▶ **Dataset content**
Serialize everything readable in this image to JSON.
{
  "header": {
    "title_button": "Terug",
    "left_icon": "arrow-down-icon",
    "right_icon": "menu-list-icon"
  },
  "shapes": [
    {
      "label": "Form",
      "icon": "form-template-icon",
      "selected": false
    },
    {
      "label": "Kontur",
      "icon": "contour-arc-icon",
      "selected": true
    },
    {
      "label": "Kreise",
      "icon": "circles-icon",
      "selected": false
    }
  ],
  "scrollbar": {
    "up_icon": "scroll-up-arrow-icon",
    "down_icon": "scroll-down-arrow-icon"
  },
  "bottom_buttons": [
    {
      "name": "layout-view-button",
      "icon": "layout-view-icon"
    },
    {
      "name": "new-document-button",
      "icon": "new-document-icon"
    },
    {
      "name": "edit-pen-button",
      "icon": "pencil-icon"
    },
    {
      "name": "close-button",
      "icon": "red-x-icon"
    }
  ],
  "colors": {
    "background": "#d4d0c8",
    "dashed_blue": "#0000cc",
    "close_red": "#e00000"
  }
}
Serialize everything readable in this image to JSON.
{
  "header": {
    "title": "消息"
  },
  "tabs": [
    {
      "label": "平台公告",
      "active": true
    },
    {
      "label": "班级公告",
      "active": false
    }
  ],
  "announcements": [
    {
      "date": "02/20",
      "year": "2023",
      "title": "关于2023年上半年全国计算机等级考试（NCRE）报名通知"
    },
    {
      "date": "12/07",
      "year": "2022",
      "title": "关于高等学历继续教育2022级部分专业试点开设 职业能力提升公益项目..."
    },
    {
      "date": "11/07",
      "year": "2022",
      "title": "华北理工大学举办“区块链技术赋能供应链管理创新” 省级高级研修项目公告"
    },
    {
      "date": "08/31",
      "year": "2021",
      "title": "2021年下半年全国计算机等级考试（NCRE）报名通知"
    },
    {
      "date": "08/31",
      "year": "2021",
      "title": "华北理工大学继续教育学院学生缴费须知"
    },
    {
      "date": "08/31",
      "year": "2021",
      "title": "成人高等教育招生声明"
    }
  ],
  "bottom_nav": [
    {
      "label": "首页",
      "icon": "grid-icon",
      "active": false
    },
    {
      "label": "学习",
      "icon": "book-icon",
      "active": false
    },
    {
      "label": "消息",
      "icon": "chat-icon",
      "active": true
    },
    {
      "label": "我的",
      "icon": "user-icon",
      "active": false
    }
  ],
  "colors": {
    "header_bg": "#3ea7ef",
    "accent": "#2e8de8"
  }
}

▶ **To do**
Reproduce the data, keeping every line exactly the same.

▶ **Complete answer**
Serialize everything readable in this image to JSON.
{
  "header": {
    "title_button": "Terug",
    "left_icon": "arrow-down-icon",
    "right_icon": "menu-list-icon"
  },
  "shapes": [
    {
      "label": "Form",
      "icon": "form-template-icon",
      "selected": false
    },
    {
      "label": "Kontur",
      "icon": "contour-arc-icon",
      "selected": true
    },
    {
      "label": "Kreise",
      "icon": "circles-icon",
      "selected": false
    }
  ],
  "scrollbar": {
    "up_icon": "scroll-up-arrow-icon",
    "down_icon": "scroll-down-arrow-icon"
  },
  "bottom_buttons": [
    {
      "name": "layout-view-button",
      "icon": "layout-view-icon"
    },
    {
      "name": "new-document-button",
      "icon": "new-document-icon"
    },
    {
      "name": "edit-pen-button",
      "icon": "pencil-icon"
    },
    {
      "name": "close-button",
      "icon": "red-x-icon"
    }
  ],
  "colors": {
    "background": "#d4d0c8",
    "dashed_blue": "#0000cc",
    "close_red": "#e00000"
  }
}
Serialize everything readable in this image to JSON.
{
  "header": {
    "title": "消息"
  },
  "tabs": [
    {
      "label": "平台公告",
      "active": true
    },
    {
      "label": "班级公告",
      "active": false
    }
  ],
  "announcements": [
    {
      "date": "02/20",
      "year": "2023",
      "title": "关于2023年上半年全国计算机等级考试（NCRE）报名通知"
    },
    {
      "date": "12/07",
      "year": "2022",
      "title": "关于高等学历继续教育2022级部分专业试点开设 职业能力提升公益项目..."
    },
    {
      "date": "11/07",
      "year": "2022",
      "title": "华北理工大学举办“区块链技术赋能供应链管理创新” 省级高级研修项目公告"
    },
    {
      "date": "08/31",
      "year": "2021",
      "title": "2021年下半年全国计算机等级考试（NCRE）报名通知"
    },
    {
      "date": "08/31",
      "year": "2021",
      "title": "华北理工大学继续教育学院学生缴费须知"
    },
    {
      "date": "08/31",
      "year": "2021",
      "title": "成人高等教育招生声明"
    }
  ],
  "bottom_nav": [
    {
      "label": "首页",
      "icon": "grid-icon",
      "active": false
    },
    {
      "label": "学习",
      "icon": "book-icon",
      "active": false
    },
    {
      "label": "消息",
      "icon": "chat-icon",
      "active": true
    },
    {
      "label": "我的",
      "icon": "user-icon",
      "active": false
    }
  ],
  "colors": {
    "header_bg": "#3ea7ef",
    "accent": "#2e8de8"
  }
}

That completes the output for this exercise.